→ Problem description: Print all the entries verbatim.

→ Supplied entries:
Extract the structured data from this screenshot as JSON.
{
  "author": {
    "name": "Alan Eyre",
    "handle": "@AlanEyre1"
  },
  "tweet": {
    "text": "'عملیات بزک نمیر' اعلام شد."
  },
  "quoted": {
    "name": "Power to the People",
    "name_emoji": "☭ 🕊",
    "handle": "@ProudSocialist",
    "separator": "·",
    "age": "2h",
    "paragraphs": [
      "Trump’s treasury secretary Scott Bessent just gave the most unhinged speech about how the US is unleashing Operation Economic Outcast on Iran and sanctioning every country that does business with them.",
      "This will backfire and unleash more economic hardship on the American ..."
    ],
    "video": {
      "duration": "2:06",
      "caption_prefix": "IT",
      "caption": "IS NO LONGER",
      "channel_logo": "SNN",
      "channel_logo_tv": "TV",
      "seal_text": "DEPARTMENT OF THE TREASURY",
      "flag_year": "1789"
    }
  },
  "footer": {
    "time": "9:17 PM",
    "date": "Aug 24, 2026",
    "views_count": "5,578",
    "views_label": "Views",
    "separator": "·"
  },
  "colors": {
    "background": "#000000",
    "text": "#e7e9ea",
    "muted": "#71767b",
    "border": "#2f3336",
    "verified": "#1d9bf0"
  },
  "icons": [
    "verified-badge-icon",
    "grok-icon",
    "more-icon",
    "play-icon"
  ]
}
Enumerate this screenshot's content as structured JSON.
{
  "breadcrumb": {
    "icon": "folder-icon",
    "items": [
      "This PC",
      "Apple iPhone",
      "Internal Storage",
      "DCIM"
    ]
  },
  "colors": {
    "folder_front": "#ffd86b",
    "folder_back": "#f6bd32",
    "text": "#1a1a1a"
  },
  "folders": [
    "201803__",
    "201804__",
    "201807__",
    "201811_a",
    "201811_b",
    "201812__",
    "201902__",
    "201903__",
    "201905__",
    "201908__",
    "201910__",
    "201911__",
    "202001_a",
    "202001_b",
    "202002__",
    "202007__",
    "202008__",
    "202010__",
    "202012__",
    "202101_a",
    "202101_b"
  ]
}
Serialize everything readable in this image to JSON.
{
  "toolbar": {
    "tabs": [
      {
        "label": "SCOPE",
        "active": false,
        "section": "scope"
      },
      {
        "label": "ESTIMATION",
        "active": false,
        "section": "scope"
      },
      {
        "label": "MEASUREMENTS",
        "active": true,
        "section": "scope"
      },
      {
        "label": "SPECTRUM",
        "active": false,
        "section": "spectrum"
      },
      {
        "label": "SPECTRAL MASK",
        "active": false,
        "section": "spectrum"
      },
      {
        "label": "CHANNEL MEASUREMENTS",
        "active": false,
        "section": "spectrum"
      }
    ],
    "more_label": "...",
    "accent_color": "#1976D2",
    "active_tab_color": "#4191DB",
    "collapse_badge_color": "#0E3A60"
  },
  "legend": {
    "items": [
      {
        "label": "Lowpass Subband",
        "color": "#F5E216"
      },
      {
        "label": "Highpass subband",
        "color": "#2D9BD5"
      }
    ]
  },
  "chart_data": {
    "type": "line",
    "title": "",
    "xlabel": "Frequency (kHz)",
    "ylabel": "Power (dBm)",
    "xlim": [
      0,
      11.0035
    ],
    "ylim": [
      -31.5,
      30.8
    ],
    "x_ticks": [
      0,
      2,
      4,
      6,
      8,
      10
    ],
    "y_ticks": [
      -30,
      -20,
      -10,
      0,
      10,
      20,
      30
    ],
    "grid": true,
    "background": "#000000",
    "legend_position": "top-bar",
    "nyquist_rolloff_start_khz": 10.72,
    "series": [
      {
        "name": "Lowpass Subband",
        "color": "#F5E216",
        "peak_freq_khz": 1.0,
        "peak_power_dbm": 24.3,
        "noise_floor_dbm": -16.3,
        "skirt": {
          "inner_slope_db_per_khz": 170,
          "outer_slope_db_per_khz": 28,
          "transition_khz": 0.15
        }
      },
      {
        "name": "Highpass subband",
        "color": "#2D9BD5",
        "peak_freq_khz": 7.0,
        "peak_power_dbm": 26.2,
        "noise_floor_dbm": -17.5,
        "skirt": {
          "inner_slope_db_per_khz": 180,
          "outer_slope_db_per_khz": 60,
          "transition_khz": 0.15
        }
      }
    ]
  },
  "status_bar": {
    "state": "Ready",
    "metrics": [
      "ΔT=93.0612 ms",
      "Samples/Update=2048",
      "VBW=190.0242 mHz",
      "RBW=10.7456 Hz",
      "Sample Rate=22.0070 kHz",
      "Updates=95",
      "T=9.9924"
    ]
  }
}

→ Final answer:
Extract the structured data from this screenshot as JSON.
{
  "author": {
    "name": "Alan Eyre",
    "handle": "@AlanEyre1"
  },
  "tweet": {
    "text": "'عملیات بزک نمیر' اعلام شد."
  },
  "quoted": {
    "name": "Power to the People",
    "name_emoji": "☭ 🕊",
    "handle": "@ProudSocialist",
    "separator": "·",
    "age": "2h",
    "paragraphs": [
      "Trump’s treasury secretary Scott Bessent just gave the most unhinged speech about how the US is unleashing Operation Economic Outcast on Iran and sanctioning every country that does business with them.",
      "This will backfire and unleash more economic hardship on the American ..."
    ],
    "video": {
      "duration": "2:06",
      "caption_prefix": "IT",
      "caption": "IS NO LONGER",
      "channel_logo": "SNN",
      "channel_logo_tv": "TV",
      "seal_text": "DEPARTMENT OF THE TREASURY",
      "flag_year": "1789"
    }
  },
  "footer": {
    "time": "9:17 PM",
    "date": "Aug 24, 2026",
    "views_count": "5,578",
    "views_label": "Views",
    "separator": "·"
  },
  "colors": {
    "background": "#000000",
    "text": "#e7e9ea",
    "muted": "#71767b",
    "border": "#2f3336",
    "verified": "#1d9bf0"
  },
  "icons": [
    "verified-badge-icon",
    "grok-icon",
    "more-icon",
    "play-icon"
  ]
}
Enumerate this screenshot's content as structured JSON.
{
  "breadcrumb": {
    "icon": "folder-icon",
    "items": [
      "This PC",
      "Apple iPhone",
      "Internal Storage",
      "DCIM"
    ]
  },
  "colors": {
    "folder_front": "#ffd86b",
    "folder_back": "#f6bd32",
    "text": "#1a1a1a"
  },
  "folders": [
    "201803__",
    "201804__",
    "201807__",
    "201811_a",
    "201811_b",
    "201812__",
    "201902__",
    "201903__",
    "201905__",
    "201908__",
    "201910__",
    "201911__",
    "202001_a",
    "202001_b",
    "202002__",
    "202007__",
    "202008__",
    "202010__",
    "202012__",
    "202101_a",
    "202101_b"
  ]
}
Serialize everything readable in this image to JSON.
{
  "toolbar": {
    "tabs": [
      {
        "label": "SCOPE",
        "active": false,
        "section": "scope"
      },
      {
        "label": "ESTIMATION",
        "active": false,
        "section": "scope"
      },
      {
        "label": "MEASUREMENTS",
        "active": true,
        "section": "scope"
      },
      {
        "label": "SPECTRUM",
        "active": false,
        "section": "spectrum"
      },
      {
        "label": "SPECTRAL MASK",
        "active": false,
        "section": "spectrum"
      },
      {
        "label": "CHANNEL MEASUREMENTS",
        "active": false,
        "section": "spectrum"
      }
    ],
    "more_label": "...",
    "accent_color": "#1976D2",
    "active_tab_color": "#4191DB",
    "collapse_badge_color": "#0E3A60"
  },
  "legend": {
    "items": [
      {
        "label": "Lowpass Subband",
        "color": "#F5E216"
      },
      {
        "label": "Highpass subband",
        "color": "#2D9BD5"
      }
    ]
  },
  "chart_data": {
    "type": "line",
    "title": "",
    "xlabel": "Frequency (kHz)",
    "ylabel": "Power (dBm)",
    "xlim": [
      0,
      11.0035
    ],
    "ylim": [
      -31.5,
      30.8
    ],
    "x_ticks": [
      0,
      2,
      4,
      6,
      8,
      10
    ],
    "y_ticks": [
      -30,
      -20,
      -10,
      0,
      10,
      20,
      30
    ],
    "grid": true,
    "background": "#000000",
    "legend_position": "top-bar",
    "nyquist_rolloff_start_khz": 10.72,
    "series": [
      {
        "name": "Lowpass Subband",
        "color": "#F5E216",
        "peak_freq_khz": 1.0,
        "peak_power_dbm": 24.3,
        "noise_floor_dbm": -16.3,
        "skirt": {
          "inner_slope_db_per_khz": 170,
          "outer_slope_db_per_khz": 28,
          "transition_khz": 0.15
        }
      },
      {
        "name": "Highpass subband",
        "color": "#2D9BD5",
        "peak_freq_khz": 7.0,
        "peak_power_dbm": 26.2,
        "noise_floor_dbm": -17.5,
        "skirt": {
          "inner_slope_db_per_khz": 180,
          "outer_slope_db_per_khz": 60,
          "transition_khz": 0.15
        }
      }
    ]
  },
  "status_bar": {
    "state": "Ready",
    "metrics": [
      "ΔT=93.0612 ms",
      "Samples/Update=2048",
      "VBW=190.0242 mHz",
      "RBW=10.7456 Hz",
      "Sample Rate=22.0070 kHz",
      "Updates=95",
      "T=9.9924"
    ]
  }
}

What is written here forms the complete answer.